Records that describe figures
====

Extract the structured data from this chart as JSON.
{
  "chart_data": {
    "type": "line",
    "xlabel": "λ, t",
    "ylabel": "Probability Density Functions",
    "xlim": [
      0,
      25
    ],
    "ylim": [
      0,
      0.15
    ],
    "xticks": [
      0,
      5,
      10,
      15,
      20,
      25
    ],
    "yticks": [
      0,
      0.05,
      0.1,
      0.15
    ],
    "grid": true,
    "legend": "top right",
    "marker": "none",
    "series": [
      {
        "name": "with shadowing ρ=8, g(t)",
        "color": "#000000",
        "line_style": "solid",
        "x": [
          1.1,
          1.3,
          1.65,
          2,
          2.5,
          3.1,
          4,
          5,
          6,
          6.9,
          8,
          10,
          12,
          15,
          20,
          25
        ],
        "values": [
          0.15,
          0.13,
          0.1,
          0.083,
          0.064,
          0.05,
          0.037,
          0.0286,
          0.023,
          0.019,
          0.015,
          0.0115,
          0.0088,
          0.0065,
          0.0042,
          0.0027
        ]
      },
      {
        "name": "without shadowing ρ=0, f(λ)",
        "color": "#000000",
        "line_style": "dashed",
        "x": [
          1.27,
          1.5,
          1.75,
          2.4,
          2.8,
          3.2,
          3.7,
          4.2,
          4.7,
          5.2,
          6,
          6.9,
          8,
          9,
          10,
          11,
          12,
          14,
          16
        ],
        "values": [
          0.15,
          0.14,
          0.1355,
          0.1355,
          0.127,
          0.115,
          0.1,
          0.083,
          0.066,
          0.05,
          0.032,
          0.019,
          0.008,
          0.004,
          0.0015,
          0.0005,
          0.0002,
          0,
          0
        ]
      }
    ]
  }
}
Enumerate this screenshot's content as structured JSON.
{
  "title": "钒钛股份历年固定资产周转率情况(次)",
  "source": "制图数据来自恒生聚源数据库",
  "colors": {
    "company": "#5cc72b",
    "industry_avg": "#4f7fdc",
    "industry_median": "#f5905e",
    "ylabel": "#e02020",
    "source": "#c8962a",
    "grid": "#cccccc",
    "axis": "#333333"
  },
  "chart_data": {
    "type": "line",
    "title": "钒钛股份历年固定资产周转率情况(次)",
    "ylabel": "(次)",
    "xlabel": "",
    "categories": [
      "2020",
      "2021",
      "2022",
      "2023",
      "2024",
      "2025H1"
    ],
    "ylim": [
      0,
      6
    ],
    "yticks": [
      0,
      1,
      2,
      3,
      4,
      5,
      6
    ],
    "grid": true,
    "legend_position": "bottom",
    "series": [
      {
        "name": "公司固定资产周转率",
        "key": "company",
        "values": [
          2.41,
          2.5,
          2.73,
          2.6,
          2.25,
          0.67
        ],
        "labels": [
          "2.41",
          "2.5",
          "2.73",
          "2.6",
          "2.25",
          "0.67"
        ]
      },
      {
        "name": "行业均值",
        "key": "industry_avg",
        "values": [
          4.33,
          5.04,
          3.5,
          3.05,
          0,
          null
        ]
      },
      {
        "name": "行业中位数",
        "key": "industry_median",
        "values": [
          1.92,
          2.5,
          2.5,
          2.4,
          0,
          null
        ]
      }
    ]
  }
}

====

Gather all lines with the string "source" from the data.

§ **REPLY TO THE TASK**
  "source": "制图数据来自恒生聚源数据库",
    "source": "#c8962a",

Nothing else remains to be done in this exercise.